▶ [LISTED RECORDS]
★ ★ ★ ★
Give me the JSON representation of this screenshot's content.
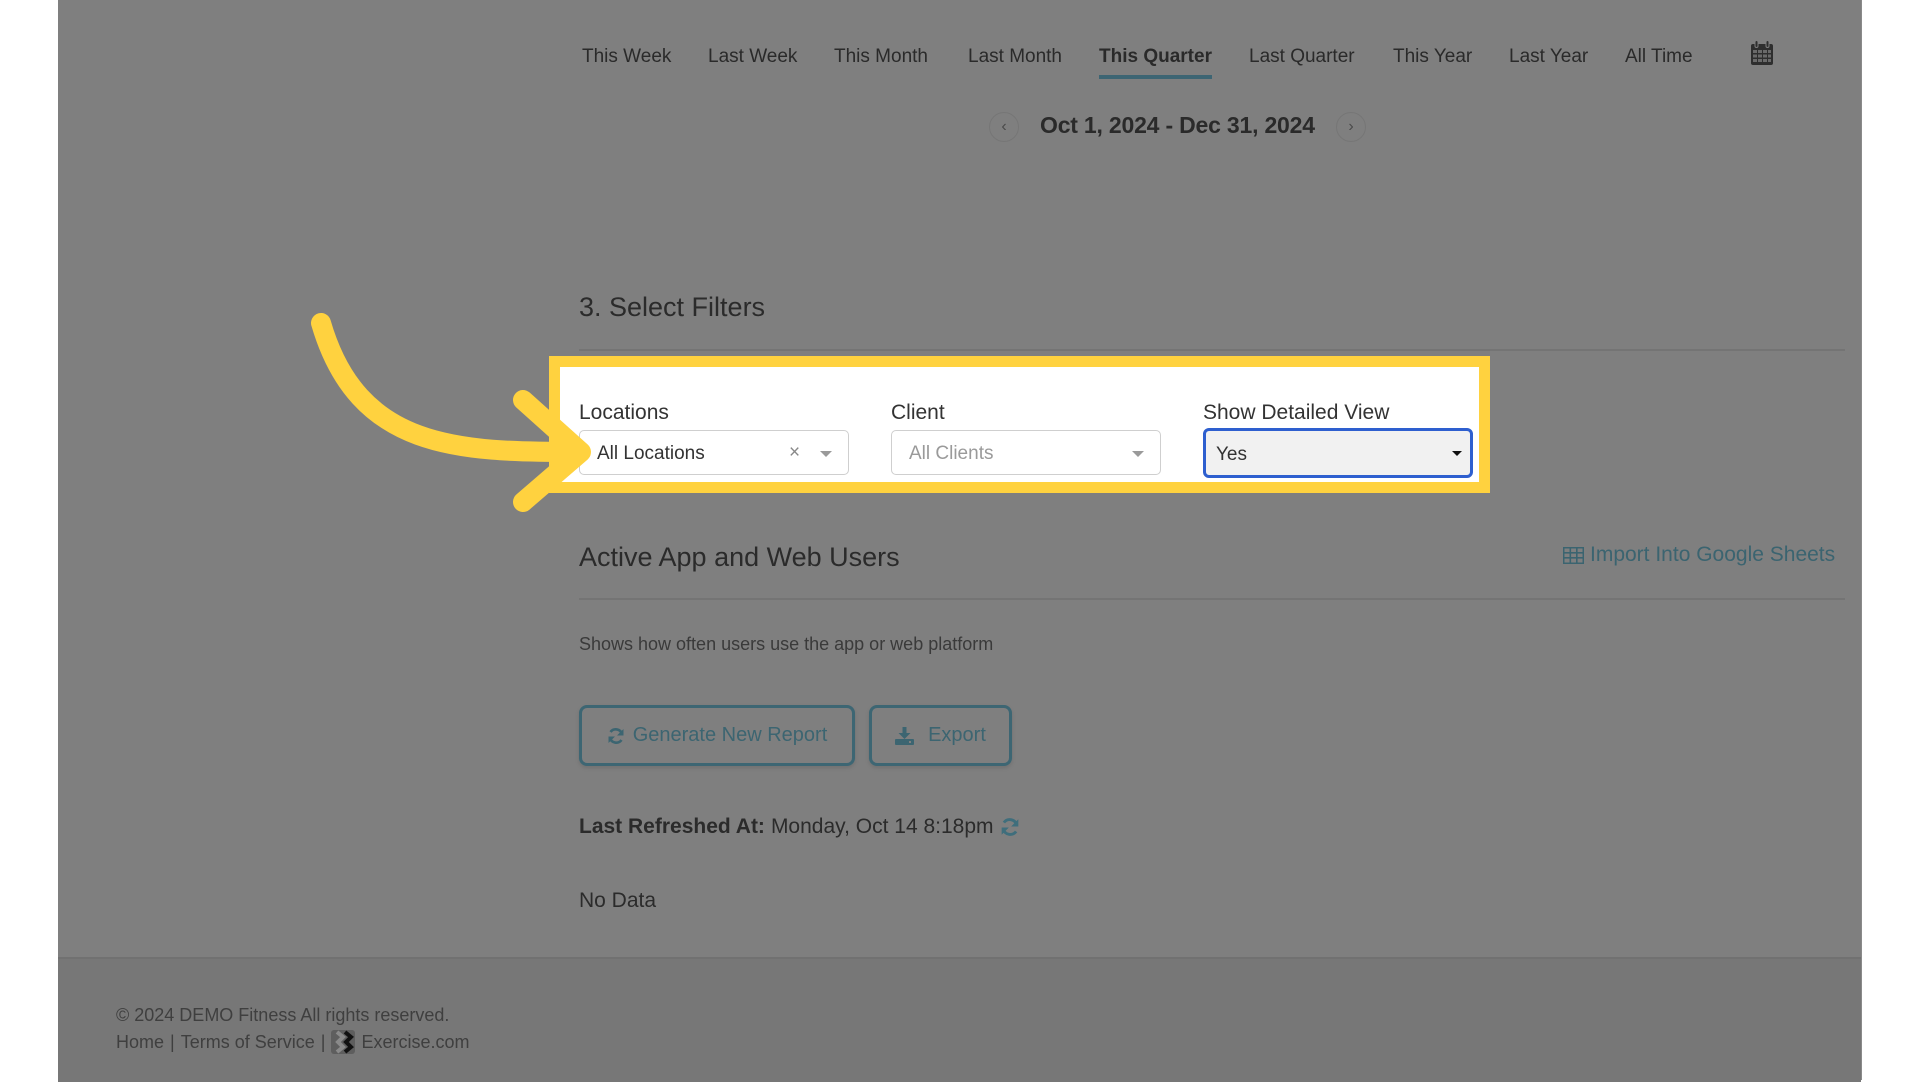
{
  "date_range_tabs": [
    {
      "label": "This Week",
      "active": false
    },
    {
      "label": "Last Week",
      "active": false
    },
    {
      "label": "This Month",
      "active": false
    },
    {
      "label": "Last Month",
      "active": false
    },
    {
      "label": "This Quarter",
      "active": true
    },
    {
      "label": "Last Quarter",
      "active": false
    },
    {
      "label": "This Year",
      "active": false
    },
    {
      "label": "Last Year",
      "active": false
    },
    {
      "label": "All Time",
      "active": false
    }
  ],
  "date_picker_icon": "calendar-icon",
  "date_range": {
    "prev_icon": "‹",
    "label": "Oct 1, 2024 - Dec 31, 2024",
    "next_icon": "›"
  },
  "filters": {
    "section_title": "3. Select Filters",
    "locations": {
      "label": "Locations",
      "value": "All Locations",
      "clear_icon": "×"
    },
    "client": {
      "label": "Client",
      "placeholder": "All Clients"
    },
    "detailed_view": {
      "label": "Show Detailed View",
      "value": "Yes"
    }
  },
  "report": {
    "title": "Active App and Web Users",
    "import_link": "Import Into Google Sheets",
    "description": "Shows how often users use the app or web platform",
    "generate_button": "Generate New Report",
    "export_button": "Export",
    "last_refreshed_label": "Last Refreshed At:",
    "last_refreshed_value": "Monday, Oct 14 8:18pm",
    "empty_state": "No Data"
  },
  "footer": {
    "copyright": "© 2024 DEMO Fitness All rights reserved.",
    "links": [
      "Home",
      "Terms of Service"
    ],
    "separator": "|",
    "brand": "Exercise.com"
  },
  "colors": {
    "overlay_gray": "#7f7f7f",
    "highlight_yellow": "#ffd23f",
    "accent_teal": "#3d6673",
    "focus_blue": "#2e5fcf"
  }
}
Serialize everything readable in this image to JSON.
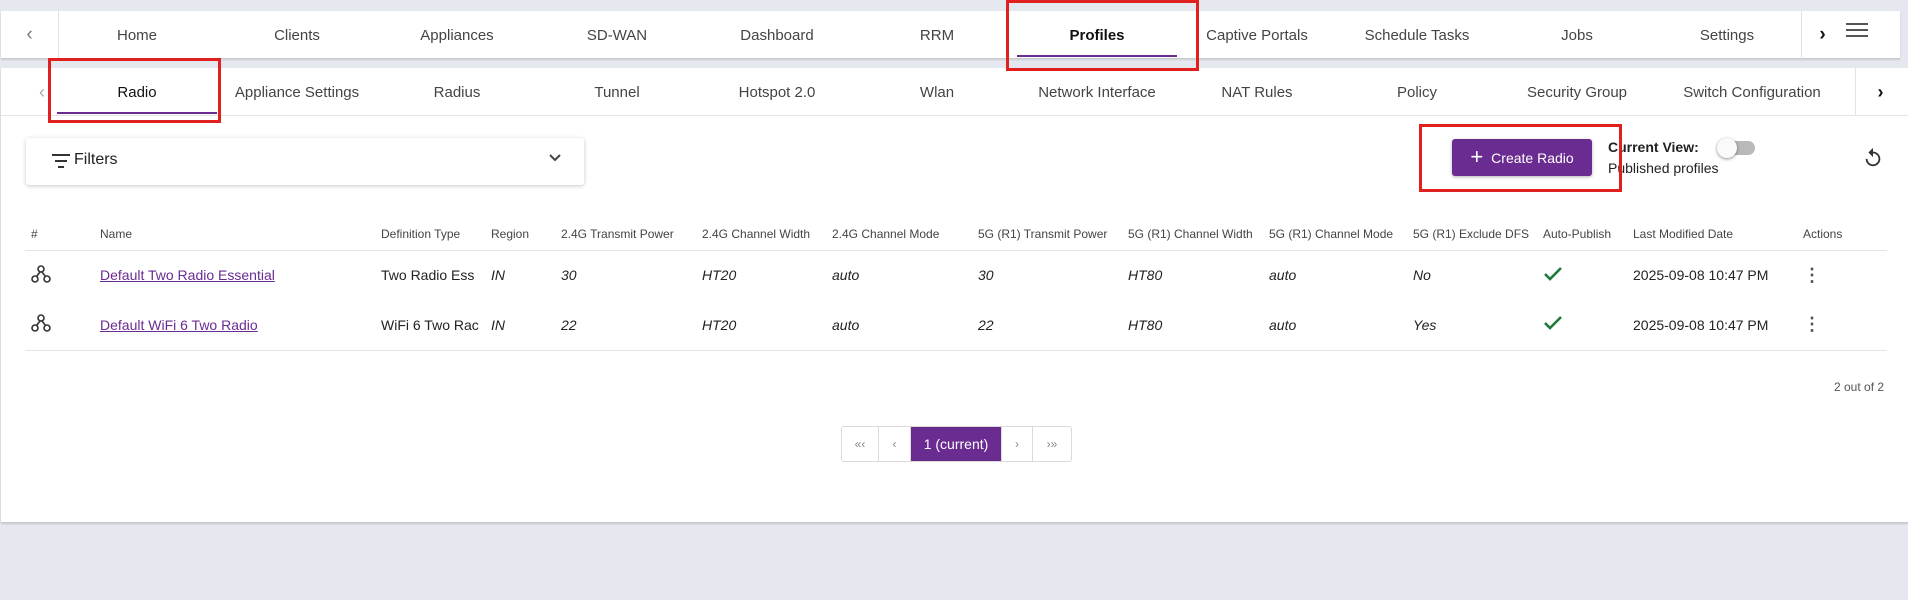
{
  "topnav": {
    "tabs": [
      "Home",
      "Clients",
      "Appliances",
      "SD-WAN",
      "Dashboard",
      "RRM",
      "Profiles",
      "Captive Portals",
      "Schedule Tasks",
      "Jobs",
      "Settings"
    ],
    "active": "Profiles",
    "left_arrow": "‹",
    "right_arrow": "›"
  },
  "subnav": {
    "tabs": [
      "Radio",
      "Appliance Settings",
      "Radius",
      "Tunnel",
      "Hotspot 2.0",
      "Wlan",
      "Network Interface",
      "NAT Rules",
      "Policy",
      "Security Group",
      "Switch Configuration"
    ],
    "active": "Radio",
    "left_arrow": "‹",
    "right_arrow": "›"
  },
  "filters": {
    "label": "Filters"
  },
  "create_button": {
    "label": "Create Radio"
  },
  "current_view": {
    "label": "Current View:",
    "value": "Published profiles",
    "toggle_on": false
  },
  "table": {
    "headers": [
      "#",
      "Name",
      "Definition Type",
      "Region",
      "2.4G Transmit Power",
      "2.4G Channel Width",
      "2.4G Channel Mode",
      "5G (R1) Transmit Power",
      "5G (R1) Channel Width",
      "5G (R1) Channel Mode",
      "5G (R1) Exclude DFS",
      "Auto-Publish",
      "Last Modified Date",
      "Actions"
    ],
    "rows": [
      {
        "name": "Default Two Radio Essential",
        "definition_type": "Two Radio Ess",
        "region": "IN",
        "tx24": "30",
        "cw24": "HT20",
        "cm24": "auto",
        "tx5": "30",
        "cw5": "HT80",
        "cm5": "auto",
        "dfs": "No",
        "auto_publish": true,
        "modified": "2025-09-08 10:47 PM"
      },
      {
        "name": "Default WiFi 6 Two Radio",
        "definition_type": "WiFi 6 Two Rac",
        "region": "IN",
        "tx24": "22",
        "cw24": "HT20",
        "cm24": "auto",
        "tx5": "22",
        "cw5": "HT80",
        "cm5": "auto",
        "dfs": "Yes",
        "auto_publish": true,
        "modified": "2025-09-08 10:47 PM"
      }
    ]
  },
  "record_count": "2 out of 2",
  "pagination": {
    "first": "«‹",
    "prev": "‹",
    "current": "1 (current)",
    "next": "›",
    "last": "›»"
  },
  "colors": {
    "accent": "#6a2c91",
    "check": "#1e7a3a",
    "highlight": "#e01f1f",
    "background": "#e6e8ef"
  },
  "icons": {
    "row": "hierarchy-node-icon",
    "auto_publish": "checkmark-icon",
    "actions": "kebab-menu-icon",
    "refresh": "refresh-icon",
    "menu": "hamburger-icon",
    "filter": "filter-lines-icon"
  }
}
★ ★ ★ ★
▶ [WHAT YOU ARE ASKED TO DO]
Give an exact copy of the material, leaving out every picture.

▶ [OUTPUT FOR THIS TASK]
Give me the JSON representation of this screenshot's content.
{
  "date_range_tabs": [
    {
      "label": "This Week",
      "active": false
    },
    {
      "label": "Last Week",
      "active": false
    },
    {
      "label": "This Month",
      "active": false
    },
    {
      "label": "Last Month",
      "active": false
    },
    {
      "label": "This Quarter",
      "active": true
    },
    {
      "label": "Last Quarter",
      "active": false
    },
    {
      "label": "This Year",
      "active": false
    },
    {
      "label": "Last Year",
      "active": false
    },
    {
      "label": "All Time",
      "active": false
    }
  ],
  "date_picker_icon": "calendar-icon",
  "date_range": {
    "prev_icon": "‹",
    "label": "Oct 1, 2024 - Dec 31, 2024",
    "next_icon": "›"
  },
  "filters": {
    "section_title": "3. Select Filters",
    "locations": {
      "label": "Locations",
      "value": "All Locations",
      "clear_icon": "×"
    },
    "client": {
      "label": "Client",
      "placeholder": "All Clients"
    },
    "detailed_view": {
      "label": "Show Detailed View",
      "value": "Yes"
    }
  },
  "report": {
    "title": "Active App and Web Users",
    "import_link": "Import Into Google Sheets",
    "description": "Shows how often users use the app or web platform",
    "generate_button": "Generate New Report",
    "export_button": "Export",
    "last_refreshed_label": "Last Refreshed At:",
    "last_refreshed_value": "Monday, Oct 14 8:18pm",
    "empty_state": "No Data"
  },
  "footer": {
    "copyright": "© 2024 DEMO Fitness All rights reserved.",
    "links": [
      "Home",
      "Terms of Service"
    ],
    "separator": "|",
    "brand": "Exercise.com"
  },
  "colors": {
    "overlay_gray": "#7f7f7f",
    "highlight_yellow": "#ffd23f",
    "accent_teal": "#3d6673",
    "focus_blue": "#2e5fcf"
  }
}
Serialize everything readable in this image to JSON.
{
  "topnav": {
    "tabs": [
      "Home",
      "Clients",
      "Appliances",
      "SD-WAN",
      "Dashboard",
      "RRM",
      "Profiles",
      "Captive Portals",
      "Schedule Tasks",
      "Jobs",
      "Settings"
    ],
    "active": "Profiles",
    "left_arrow": "‹",
    "right_arrow": "›"
  },
  "subnav": {
    "tabs": [
      "Radio",
      "Appliance Settings",
      "Radius",
      "Tunnel",
      "Hotspot 2.0",
      "Wlan",
      "Network Interface",
      "NAT Rules",
      "Policy",
      "Security Group",
      "Switch Configuration"
    ],
    "active": "Radio",
    "left_arrow": "‹",
    "right_arrow": "›"
  },
  "filters": {
    "label": "Filters"
  },
  "create_button": {
    "label": "Create Radio"
  },
  "current_view": {
    "label": "Current View:",
    "value": "Published profiles",
    "toggle_on": false
  },
  "table": {
    "headers": [
      "#",
      "Name",
      "Definition Type",
      "Region",
      "2.4G Transmit Power",
      "2.4G Channel Width",
      "2.4G Channel Mode",
      "5G (R1) Transmit Power",
      "5G (R1) Channel Width",
      "5G (R1) Channel Mode",
      "5G (R1) Exclude DFS",
      "Auto-Publish",
      "Last Modified Date",
      "Actions"
    ],
    "rows": [
      {
        "name": "Default Two Radio Essential",
        "definition_type": "Two Radio Ess",
        "region": "IN",
        "tx24": "30",
        "cw24": "HT20",
        "cm24": "auto",
        "tx5": "30",
        "cw5": "HT80",
        "cm5": "auto",
        "dfs": "No",
        "auto_publish": true,
        "modified": "2025-09-08 10:47 PM"
      },
      {
        "name": "Default WiFi 6 Two Radio",
        "definition_type": "WiFi 6 Two Rac",
        "region": "IN",
        "tx24": "22",
        "cw24": "HT20",
        "cm24": "auto",
        "tx5": "22",
        "cw5": "HT80",
        "cm5": "auto",
        "dfs": "Yes",
        "auto_publish": true,
        "modified": "2025-09-08 10:47 PM"
      }
    ]
  },
  "record_count": "2 out of 2",
  "pagination": {
    "first": "«‹",
    "prev": "‹",
    "current": "1 (current)",
    "next": "›",
    "last": "›»"
  },
  "colors": {
    "accent": "#6a2c91",
    "check": "#1e7a3a",
    "highlight": "#e01f1f",
    "background": "#e6e8ef"
  },
  "icons": {
    "row": "hierarchy-node-icon",
    "auto_publish": "checkmark-icon",
    "actions": "kebab-menu-icon",
    "refresh": "refresh-icon",
    "menu": "hamburger-icon",
    "filter": "filter-lines-icon"
  }
}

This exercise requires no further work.